#### Given passage ####

THE BUSH WHITE House’s muddy international-justice policy undoubtedly has plagued US efforts to lead on larger war-crimes issues. Yet even if American war-crimes policy were crystal clear and thoroughly consistent, bringing Saddam Hussein to trial for his years of flouting the conventions of war and committing genocide would still be a complicated task.
The ICC, for example, would be of little help. The court took effect on July 1, 2002, and is empowered to hear cases involving only crimes committed after that date. Consequently, it could hear none of the evidence against Saddam described in Power’s book and cited by the Bush administration as among the rationales for attacking Iraq. Also, as one of the seven countries that didn’t sign the Rome Treaty, Iraq is most likely beyond the ICC’s jurisdiction. Under ICC rules, non-signatory countries must agree to accept the court’s jurisdiction.

####

Carry on the passage on trying Saddam Hussein for war crimes, starting after its last sentence. The records that follow come from a separate source and have no connection to the passage on trying Saddam Hussein for war crimes.

#### Data provided ####

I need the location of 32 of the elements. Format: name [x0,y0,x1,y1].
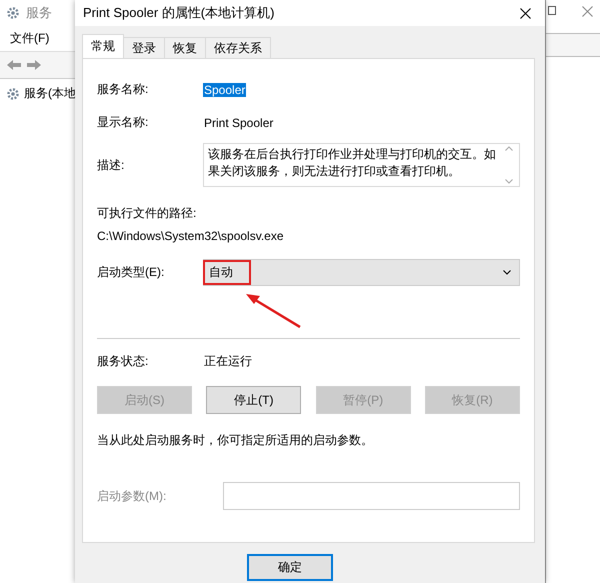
annotation-arrow [246,294,301,328]
description-text: 该服务在后台执行打印作业并处理与打印机的交互。如果关闭该服务，则无法进行打印或查看打印机。 [208,146,497,180]
tab[interactable]: 常规 [82,34,124,58]
service-button[interactable]: 停止(T) [206,386,302,414]
forward-arrow-icon[interactable] [26,59,42,71]
path-value: C:\Windows\System32\spoolsv.exe [97,229,285,243]
service-name-value: Spooler [203,82,246,96]
status-value: 正在运行 [203,353,253,370]
field-label: 可执行文件的路径: [97,205,198,222]
startup-type-dropdown[interactable]: 自动 [203,259,520,286]
menu-item[interactable]: 文件(F) [10,30,50,47]
field-label: 描述: [97,156,126,174]
maximize-icon[interactable] [548,6,556,15]
chevron-down-icon[interactable] [503,270,511,275]
chevron-up-icon[interactable] [505,146,513,151]
ok-button[interactable]: 确定 [247,554,333,581]
field-label: 启动参数(M): [97,488,168,504]
back-arrow-icon[interactable] [6,59,22,71]
field-label: 服务状态: [97,353,150,370]
hint-text: 当从此处启动服务时，你可指定所适用的启动参数。 [97,432,374,449]
window-title: 服务 [26,4,52,22]
tab[interactable]: 依存关系 [205,37,271,58]
display-name-value: Print Spooler [203,116,274,130]
field-label: 服务名称: [97,81,150,98]
tree-item[interactable]: 服务(本地 [24,85,76,102]
highlight-box: 自动 [203,260,251,284]
close-icon[interactable] [520,8,531,18]
dialog-title: Print Spooler 的属性(本地计算机) [83,4,274,22]
field-label: 显示名称: [97,114,150,131]
gear-icon [6,6,20,20]
gear-icon [6,86,20,100]
field-label: 启动类型(E): [97,264,166,281]
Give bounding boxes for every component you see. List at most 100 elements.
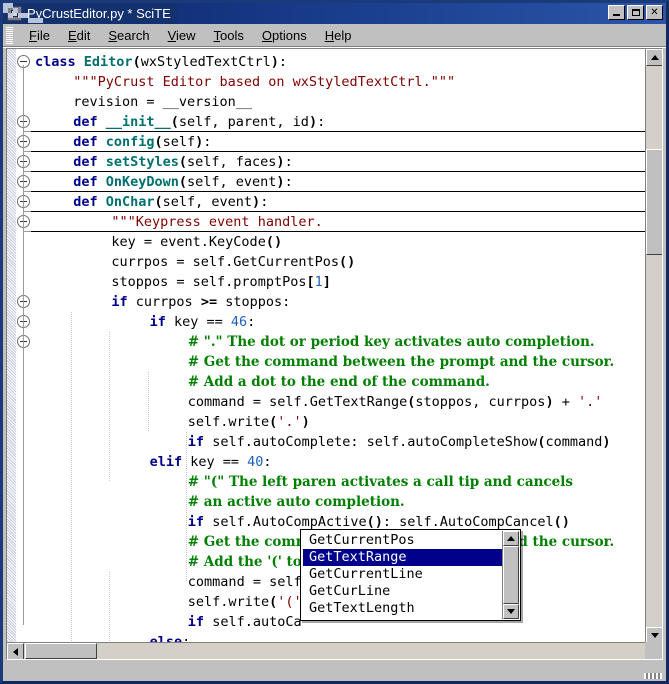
menu-label-file: ile <box>37 28 50 43</box>
menu-item-options[interactable]: Options <box>253 26 316 46</box>
menu-label-edit: dit <box>77 28 91 43</box>
code-line: key = event.KeyCode() <box>111 232 282 252</box>
menu-item-file[interactable]: File <box>20 26 59 46</box>
code-line: self.write('(') <box>188 592 310 612</box>
code-token: [ <box>306 274 314 290</box>
code-token: if <box>188 514 204 530</box>
code-token: ) <box>302 414 310 430</box>
code-token: class <box>35 54 76 70</box>
title-bar[interactable]: PyCrustEditor.py * SciTE ✕ <box>3 3 666 24</box>
code-token: ( <box>179 174 187 190</box>
menu-accel-edit: E <box>68 28 77 43</box>
code-token: 46 <box>231 314 247 330</box>
code-token: def <box>73 114 97 130</box>
code-token: # "(" The left paren activates a call ti… <box>188 474 573 490</box>
code-token: def <box>73 194 97 210</box>
code-token: : self.AutoCompCancel <box>383 514 554 530</box>
autocomplete-scroll-up-button[interactable] <box>503 531 519 546</box>
autocomplete-scroll-down-button[interactable] <box>503 604 519 619</box>
code-token: # Get the command between the prompt and… <box>188 354 614 370</box>
autocomplete-item[interactable]: GetTextLength <box>303 600 502 617</box>
code-token: Editor <box>84 54 133 70</box>
code-token <box>98 114 106 130</box>
menu-item-edit[interactable]: Edit <box>59 26 99 46</box>
code-token: command <box>545 434 602 450</box>
menu-drag-grip[interactable] <box>5 26 14 46</box>
code-token: if <box>150 314 166 330</box>
code-line: # "." The dot or period key activates au… <box>188 332 595 352</box>
menu-item-help[interactable]: Help <box>316 26 361 46</box>
autocomplete-item[interactable]: GetCurLine <box>303 583 502 600</box>
menu-item-search[interactable]: Search <box>99 26 158 46</box>
scroll-left-button[interactable] <box>7 643 24 660</box>
def-rule <box>31 191 645 192</box>
code-line: revision = __version__ <box>73 92 252 112</box>
def-rule <box>31 151 645 152</box>
horizontal-scrollbar-thumb[interactable] <box>25 643 97 659</box>
code-token: >= <box>201 294 217 310</box>
autocomplete-item-selected[interactable]: GetTextRange <box>303 549 502 566</box>
vertical-scrollbar[interactable] <box>645 49 662 644</box>
autocomplete-scrollbar[interactable] <box>502 531 519 619</box>
autocomplete-item[interactable]: GetCurrentPos <box>303 532 502 549</box>
vertical-scrollbar-thumb[interactable] <box>646 149 663 255</box>
menu-label-search: earch <box>117 28 150 43</box>
scroll-up-button[interactable] <box>646 49 663 66</box>
code-token: + <box>554 394 578 410</box>
menu-item-view[interactable]: View <box>159 26 205 46</box>
code-token: '.' <box>578 394 602 410</box>
fold-margin-stripe <box>7 49 16 644</box>
window-title: PyCrustEditor.py * SciTE <box>27 7 171 20</box>
close-button[interactable]: ✕ <box>646 5 663 20</box>
fold-margin[interactable] <box>7 49 31 644</box>
code-token: currpos <box>128 294 201 310</box>
code-line: self.write('.') <box>188 412 310 432</box>
menu-label-view: iew <box>176 28 196 43</box>
maximize-button[interactable] <box>627 5 644 20</box>
triangle-up-icon <box>507 536 515 541</box>
horizontal-scrollbar[interactable] <box>7 642 662 659</box>
code-line: if self.autoCa <box>188 612 302 632</box>
autocomplete-scroll-thumb[interactable] <box>503 546 519 604</box>
code-token: # an active auto completion. <box>188 494 405 510</box>
menu-label-tools: ools <box>220 28 244 43</box>
code-token: __init__ <box>106 114 171 130</box>
menu-label-help: elp <box>334 28 351 43</box>
code-token: key = event.KeyCode <box>111 234 265 250</box>
menu-item-tools[interactable]: Tools <box>205 26 253 46</box>
code-token: currpos = self.GetCurrentPos <box>111 254 339 270</box>
code-token: OnKeyDown <box>106 174 179 190</box>
code-token: '(' <box>277 594 301 610</box>
code-line: # "(" The left paren activates a call ti… <box>188 472 573 492</box>
editor-area[interactable]: class Editor(wxStyledTextCtrl):"""PyCrus… <box>6 48 663 660</box>
minimize-button[interactable] <box>608 5 625 20</box>
code-token: : <box>285 154 293 170</box>
fold-rule-tick <box>23 191 31 192</box>
code-token: ) <box>602 434 610 450</box>
code-line: # Add a dot to the end of the command. <box>188 372 490 392</box>
autocomplete-item[interactable]: GetCurrentLine <box>303 566 502 583</box>
code-token: ( <box>155 194 163 210</box>
code-token: self.autoCa <box>204 614 302 630</box>
code-token: stoppos = self.promptPos <box>111 274 306 290</box>
code-token: """PyCrust Editor based on wxStyledTextC… <box>73 74 455 90</box>
menu-accel-file: F <box>29 28 37 43</box>
def-rule <box>31 211 645 212</box>
code-token: () <box>554 514 570 530</box>
code-token: : <box>260 194 268 210</box>
code-token <box>98 174 106 190</box>
code-token: self.autoComplete: self.autoCompleteShow <box>204 434 537 450</box>
code-token: () <box>266 234 282 250</box>
code-token: # Add a dot to the end of the command. <box>188 374 490 390</box>
triangle-down-icon <box>651 633 659 638</box>
autocomplete-popup[interactable]: GetCurrentPosGetTextRangeGetCurrentLineG… <box>300 529 521 621</box>
autocomplete-list[interactable]: GetCurrentPosGetTextRangeGetCurrentLineG… <box>303 532 502 618</box>
code-token: stoppos, currpos <box>415 394 545 410</box>
code-token: ( <box>155 134 163 150</box>
code-line: # an active auto completion. <box>188 492 405 512</box>
indent-guide <box>148 372 149 432</box>
window-resize-grip[interactable] <box>644 673 662 679</box>
code-token <box>98 194 106 210</box>
def-rule <box>31 131 645 132</box>
code-token: ) <box>276 154 284 170</box>
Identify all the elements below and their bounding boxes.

####

= Reply =
As the executive director of INDICT, Charles Forrest has put a great deal of thought into not only the case against Saddam and 11 others — including ubiquitous Iraqi deputy prime minister Tariq Aziz (a prominent Iraqi spokesperson during the Gulf War) and Ali Hasan al-Majid (who oversaw the genocidal campaign against the Kurds described in such detail by Power) — but also the manner in which they might be brought to justice. Reached at INDICT’s London offices by telephone, Forrest observes that his organization had originally campaigned for an independent tribunal created by the UN Security Council along the lines of the tribunals created for the Balkans and Rwanda. In the multiplicity of UN resolutions concerning Iraq, however, such a tribunal has never been created — and Forrest despairs of the Security Council’s doing so now. "A specific tribunal for Iraq is just not practical," says Forrest. "It’s too expensive, and there is no willingness in donor countries to fund that again." He also concurs with some of Prosper’s criticisms of the existing UN tribunals, citing the fact that fewer than 20 cases have been tried in the ICTY. "It’s proven to be totally unwieldy," he observes.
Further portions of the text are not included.